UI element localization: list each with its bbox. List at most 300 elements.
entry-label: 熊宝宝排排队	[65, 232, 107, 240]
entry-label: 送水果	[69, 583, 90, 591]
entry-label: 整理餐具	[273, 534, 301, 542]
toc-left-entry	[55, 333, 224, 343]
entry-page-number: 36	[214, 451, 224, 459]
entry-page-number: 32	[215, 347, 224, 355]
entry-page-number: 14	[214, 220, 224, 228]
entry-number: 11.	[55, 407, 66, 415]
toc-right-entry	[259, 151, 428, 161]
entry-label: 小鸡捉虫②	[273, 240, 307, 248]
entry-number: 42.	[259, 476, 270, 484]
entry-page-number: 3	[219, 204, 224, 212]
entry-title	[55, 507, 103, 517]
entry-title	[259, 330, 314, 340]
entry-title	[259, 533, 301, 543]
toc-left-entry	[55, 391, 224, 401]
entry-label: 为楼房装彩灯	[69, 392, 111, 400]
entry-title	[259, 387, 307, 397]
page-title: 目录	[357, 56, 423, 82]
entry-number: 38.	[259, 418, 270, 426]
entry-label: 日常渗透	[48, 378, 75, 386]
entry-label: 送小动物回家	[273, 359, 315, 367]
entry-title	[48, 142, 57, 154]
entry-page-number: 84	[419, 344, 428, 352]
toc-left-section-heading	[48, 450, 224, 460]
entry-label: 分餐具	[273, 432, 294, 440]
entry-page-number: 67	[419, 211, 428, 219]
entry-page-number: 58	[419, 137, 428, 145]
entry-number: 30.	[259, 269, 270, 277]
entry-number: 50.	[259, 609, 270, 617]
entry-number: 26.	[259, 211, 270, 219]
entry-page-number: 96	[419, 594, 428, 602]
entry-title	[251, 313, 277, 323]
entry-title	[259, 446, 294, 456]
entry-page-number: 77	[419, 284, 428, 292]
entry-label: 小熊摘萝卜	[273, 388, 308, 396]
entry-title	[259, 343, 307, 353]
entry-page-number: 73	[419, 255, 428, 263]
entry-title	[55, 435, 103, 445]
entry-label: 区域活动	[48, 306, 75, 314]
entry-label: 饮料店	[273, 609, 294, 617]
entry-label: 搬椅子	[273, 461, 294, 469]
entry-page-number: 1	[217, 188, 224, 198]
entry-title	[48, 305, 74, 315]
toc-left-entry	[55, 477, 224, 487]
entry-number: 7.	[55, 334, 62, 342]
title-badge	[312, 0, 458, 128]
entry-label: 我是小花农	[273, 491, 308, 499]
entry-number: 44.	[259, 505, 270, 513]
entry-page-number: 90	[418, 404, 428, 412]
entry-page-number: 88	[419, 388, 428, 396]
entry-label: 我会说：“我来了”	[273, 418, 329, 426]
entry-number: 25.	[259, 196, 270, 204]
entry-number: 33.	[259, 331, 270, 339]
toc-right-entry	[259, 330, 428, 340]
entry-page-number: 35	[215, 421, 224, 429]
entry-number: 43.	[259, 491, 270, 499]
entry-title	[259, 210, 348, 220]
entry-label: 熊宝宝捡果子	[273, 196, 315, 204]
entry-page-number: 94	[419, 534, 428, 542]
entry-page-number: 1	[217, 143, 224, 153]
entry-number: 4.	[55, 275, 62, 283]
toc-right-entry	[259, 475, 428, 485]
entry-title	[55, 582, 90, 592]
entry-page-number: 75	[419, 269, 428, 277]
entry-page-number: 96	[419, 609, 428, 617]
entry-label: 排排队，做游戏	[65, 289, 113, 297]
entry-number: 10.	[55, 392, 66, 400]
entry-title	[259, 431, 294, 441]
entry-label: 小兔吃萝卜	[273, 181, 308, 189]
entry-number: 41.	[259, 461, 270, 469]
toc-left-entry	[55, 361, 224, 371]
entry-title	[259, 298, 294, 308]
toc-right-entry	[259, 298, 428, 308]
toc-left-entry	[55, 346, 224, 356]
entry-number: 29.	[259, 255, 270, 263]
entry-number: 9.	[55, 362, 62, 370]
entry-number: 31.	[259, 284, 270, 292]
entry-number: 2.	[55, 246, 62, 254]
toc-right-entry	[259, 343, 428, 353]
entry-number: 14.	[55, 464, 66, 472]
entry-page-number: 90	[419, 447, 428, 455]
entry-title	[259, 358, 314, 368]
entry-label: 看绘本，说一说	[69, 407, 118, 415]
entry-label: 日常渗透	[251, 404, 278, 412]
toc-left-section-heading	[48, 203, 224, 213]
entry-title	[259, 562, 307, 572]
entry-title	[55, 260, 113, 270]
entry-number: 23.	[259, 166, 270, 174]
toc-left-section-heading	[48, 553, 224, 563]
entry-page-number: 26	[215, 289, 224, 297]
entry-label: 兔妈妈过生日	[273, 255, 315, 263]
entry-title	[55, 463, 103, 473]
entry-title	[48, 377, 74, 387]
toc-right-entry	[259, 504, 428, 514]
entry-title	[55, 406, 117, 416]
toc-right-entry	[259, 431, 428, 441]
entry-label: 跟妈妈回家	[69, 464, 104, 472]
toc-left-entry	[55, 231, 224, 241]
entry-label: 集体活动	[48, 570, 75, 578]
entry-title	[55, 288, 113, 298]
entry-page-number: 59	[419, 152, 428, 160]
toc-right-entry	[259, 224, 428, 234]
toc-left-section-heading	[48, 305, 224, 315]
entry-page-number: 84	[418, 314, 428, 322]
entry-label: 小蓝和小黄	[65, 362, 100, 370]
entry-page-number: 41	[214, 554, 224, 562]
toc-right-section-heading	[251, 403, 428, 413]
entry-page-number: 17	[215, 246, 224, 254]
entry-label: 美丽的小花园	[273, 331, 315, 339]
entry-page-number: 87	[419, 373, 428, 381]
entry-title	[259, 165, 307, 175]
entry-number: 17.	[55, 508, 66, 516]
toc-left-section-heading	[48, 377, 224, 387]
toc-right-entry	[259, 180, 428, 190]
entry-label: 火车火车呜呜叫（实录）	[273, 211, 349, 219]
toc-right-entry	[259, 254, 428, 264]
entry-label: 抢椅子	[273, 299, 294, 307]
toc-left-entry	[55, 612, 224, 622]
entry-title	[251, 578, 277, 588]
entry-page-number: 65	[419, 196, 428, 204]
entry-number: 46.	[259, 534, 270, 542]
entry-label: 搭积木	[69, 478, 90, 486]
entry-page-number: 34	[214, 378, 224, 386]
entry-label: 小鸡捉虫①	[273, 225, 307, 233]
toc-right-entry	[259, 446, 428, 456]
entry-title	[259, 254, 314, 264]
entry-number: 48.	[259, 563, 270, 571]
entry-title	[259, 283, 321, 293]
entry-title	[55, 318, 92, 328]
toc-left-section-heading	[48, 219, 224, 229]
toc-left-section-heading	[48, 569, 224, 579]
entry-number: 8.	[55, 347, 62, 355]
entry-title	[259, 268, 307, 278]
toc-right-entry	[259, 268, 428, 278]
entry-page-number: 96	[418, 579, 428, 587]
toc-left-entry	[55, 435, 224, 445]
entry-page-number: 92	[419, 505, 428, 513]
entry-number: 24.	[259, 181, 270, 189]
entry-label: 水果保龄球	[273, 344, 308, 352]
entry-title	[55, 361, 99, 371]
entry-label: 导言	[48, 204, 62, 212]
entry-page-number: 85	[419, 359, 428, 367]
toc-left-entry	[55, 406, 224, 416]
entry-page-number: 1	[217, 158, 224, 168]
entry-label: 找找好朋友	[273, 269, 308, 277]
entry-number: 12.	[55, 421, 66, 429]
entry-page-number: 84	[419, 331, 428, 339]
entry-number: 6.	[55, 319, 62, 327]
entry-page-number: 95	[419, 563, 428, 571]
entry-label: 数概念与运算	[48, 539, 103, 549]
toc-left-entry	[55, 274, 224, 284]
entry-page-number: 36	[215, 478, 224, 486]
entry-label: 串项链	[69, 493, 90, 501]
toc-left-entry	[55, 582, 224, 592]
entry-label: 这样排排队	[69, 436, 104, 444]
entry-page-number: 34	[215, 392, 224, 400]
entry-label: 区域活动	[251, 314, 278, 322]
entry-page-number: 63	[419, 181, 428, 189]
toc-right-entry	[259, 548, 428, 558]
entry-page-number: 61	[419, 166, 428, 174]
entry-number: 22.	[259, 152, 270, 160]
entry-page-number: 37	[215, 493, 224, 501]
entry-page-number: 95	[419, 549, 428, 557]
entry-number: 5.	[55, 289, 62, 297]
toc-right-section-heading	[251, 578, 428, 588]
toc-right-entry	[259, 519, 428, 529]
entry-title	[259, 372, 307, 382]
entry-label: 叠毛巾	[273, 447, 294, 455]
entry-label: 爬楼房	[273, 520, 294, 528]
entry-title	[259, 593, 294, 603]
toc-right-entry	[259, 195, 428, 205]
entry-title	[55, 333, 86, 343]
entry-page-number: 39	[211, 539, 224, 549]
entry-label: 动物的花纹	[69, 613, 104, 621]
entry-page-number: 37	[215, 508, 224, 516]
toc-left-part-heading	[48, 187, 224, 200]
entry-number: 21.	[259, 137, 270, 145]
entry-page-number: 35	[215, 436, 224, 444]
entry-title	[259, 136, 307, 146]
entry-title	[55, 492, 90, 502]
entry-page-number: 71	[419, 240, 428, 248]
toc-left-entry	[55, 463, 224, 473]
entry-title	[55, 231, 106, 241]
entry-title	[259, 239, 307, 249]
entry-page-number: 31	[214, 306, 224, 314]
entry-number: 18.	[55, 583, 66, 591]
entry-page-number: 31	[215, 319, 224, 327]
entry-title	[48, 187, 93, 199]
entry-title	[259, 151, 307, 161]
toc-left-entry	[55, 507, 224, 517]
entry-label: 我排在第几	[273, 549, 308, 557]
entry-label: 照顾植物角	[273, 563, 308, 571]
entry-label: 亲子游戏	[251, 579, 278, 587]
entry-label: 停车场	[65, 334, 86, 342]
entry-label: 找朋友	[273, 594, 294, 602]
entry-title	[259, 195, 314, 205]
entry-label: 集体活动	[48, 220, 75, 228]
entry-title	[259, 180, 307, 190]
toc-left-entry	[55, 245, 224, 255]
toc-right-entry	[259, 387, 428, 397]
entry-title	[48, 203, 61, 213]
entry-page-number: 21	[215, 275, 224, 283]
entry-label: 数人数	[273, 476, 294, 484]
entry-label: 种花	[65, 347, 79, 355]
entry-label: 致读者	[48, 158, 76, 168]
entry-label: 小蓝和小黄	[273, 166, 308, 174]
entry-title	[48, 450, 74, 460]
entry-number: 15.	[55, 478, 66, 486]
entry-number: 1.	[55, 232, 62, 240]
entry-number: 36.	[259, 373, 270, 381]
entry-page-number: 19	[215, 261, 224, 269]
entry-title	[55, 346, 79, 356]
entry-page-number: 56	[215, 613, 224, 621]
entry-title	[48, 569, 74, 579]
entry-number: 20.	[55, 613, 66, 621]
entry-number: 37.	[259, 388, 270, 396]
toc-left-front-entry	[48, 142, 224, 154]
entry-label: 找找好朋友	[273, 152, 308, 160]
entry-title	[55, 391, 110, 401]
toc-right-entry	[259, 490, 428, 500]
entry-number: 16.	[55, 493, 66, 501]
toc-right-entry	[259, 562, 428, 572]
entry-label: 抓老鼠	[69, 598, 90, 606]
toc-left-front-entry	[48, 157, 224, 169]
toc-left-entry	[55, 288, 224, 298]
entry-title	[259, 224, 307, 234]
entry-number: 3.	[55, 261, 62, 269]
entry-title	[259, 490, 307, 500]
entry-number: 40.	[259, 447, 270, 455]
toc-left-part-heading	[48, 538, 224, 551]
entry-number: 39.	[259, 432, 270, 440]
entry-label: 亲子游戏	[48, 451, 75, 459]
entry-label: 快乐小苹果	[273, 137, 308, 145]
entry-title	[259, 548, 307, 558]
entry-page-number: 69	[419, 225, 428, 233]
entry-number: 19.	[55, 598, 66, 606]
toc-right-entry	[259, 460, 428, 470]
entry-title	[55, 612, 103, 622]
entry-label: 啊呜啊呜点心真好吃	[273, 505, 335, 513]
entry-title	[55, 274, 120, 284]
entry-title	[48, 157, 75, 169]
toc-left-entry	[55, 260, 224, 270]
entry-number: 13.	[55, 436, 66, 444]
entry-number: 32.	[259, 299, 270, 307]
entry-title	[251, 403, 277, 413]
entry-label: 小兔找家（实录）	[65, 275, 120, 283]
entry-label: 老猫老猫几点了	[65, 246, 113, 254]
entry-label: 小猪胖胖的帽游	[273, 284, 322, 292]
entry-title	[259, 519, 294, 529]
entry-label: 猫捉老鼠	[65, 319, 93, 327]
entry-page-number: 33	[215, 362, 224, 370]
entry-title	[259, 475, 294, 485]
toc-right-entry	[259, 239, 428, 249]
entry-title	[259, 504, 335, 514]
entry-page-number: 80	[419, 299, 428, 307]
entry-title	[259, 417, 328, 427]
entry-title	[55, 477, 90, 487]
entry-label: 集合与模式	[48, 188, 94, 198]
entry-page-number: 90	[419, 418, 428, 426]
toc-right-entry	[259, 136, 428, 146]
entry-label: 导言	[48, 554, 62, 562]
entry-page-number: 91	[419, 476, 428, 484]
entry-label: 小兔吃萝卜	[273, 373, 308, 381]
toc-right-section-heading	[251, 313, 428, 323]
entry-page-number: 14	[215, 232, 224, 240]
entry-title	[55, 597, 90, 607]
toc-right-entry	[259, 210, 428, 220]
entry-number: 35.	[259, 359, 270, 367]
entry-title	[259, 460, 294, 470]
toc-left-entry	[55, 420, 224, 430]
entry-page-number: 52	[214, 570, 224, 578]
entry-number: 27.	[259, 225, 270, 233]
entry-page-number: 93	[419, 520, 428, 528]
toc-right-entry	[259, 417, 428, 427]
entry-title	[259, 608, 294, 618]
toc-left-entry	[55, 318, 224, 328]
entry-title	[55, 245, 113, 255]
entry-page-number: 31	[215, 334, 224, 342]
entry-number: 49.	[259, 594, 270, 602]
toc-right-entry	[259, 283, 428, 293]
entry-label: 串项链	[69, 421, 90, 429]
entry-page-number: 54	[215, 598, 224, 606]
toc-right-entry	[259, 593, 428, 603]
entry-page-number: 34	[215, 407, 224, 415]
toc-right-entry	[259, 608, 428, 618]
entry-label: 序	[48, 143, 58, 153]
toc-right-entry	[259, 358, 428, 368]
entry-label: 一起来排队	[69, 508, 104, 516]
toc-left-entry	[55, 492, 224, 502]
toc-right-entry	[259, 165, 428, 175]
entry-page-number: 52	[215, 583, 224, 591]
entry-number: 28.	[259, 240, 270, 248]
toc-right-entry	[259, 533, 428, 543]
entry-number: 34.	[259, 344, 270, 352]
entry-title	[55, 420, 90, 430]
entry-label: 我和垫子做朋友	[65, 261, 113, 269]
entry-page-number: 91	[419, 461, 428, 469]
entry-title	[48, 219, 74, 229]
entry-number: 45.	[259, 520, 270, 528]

--------------------------------------------------

Rewrite the records from their first line through the line containing "451, 224, 459]", inclusive, replacing "entry-label" with "entry-caption" and leaving everything else unchanged.

§ Task response
UI element localization: list each with its bbox. List at most 300 elements.
entry-caption: 熊宝宝排排队	[65, 232, 107, 240]
entry-caption: 送水果	[69, 583, 90, 591]
entry-caption: 整理餐具	[273, 534, 301, 542]
toc-left-entry	[55, 333, 224, 343]
entry-page-number: 36	[214, 451, 224, 459]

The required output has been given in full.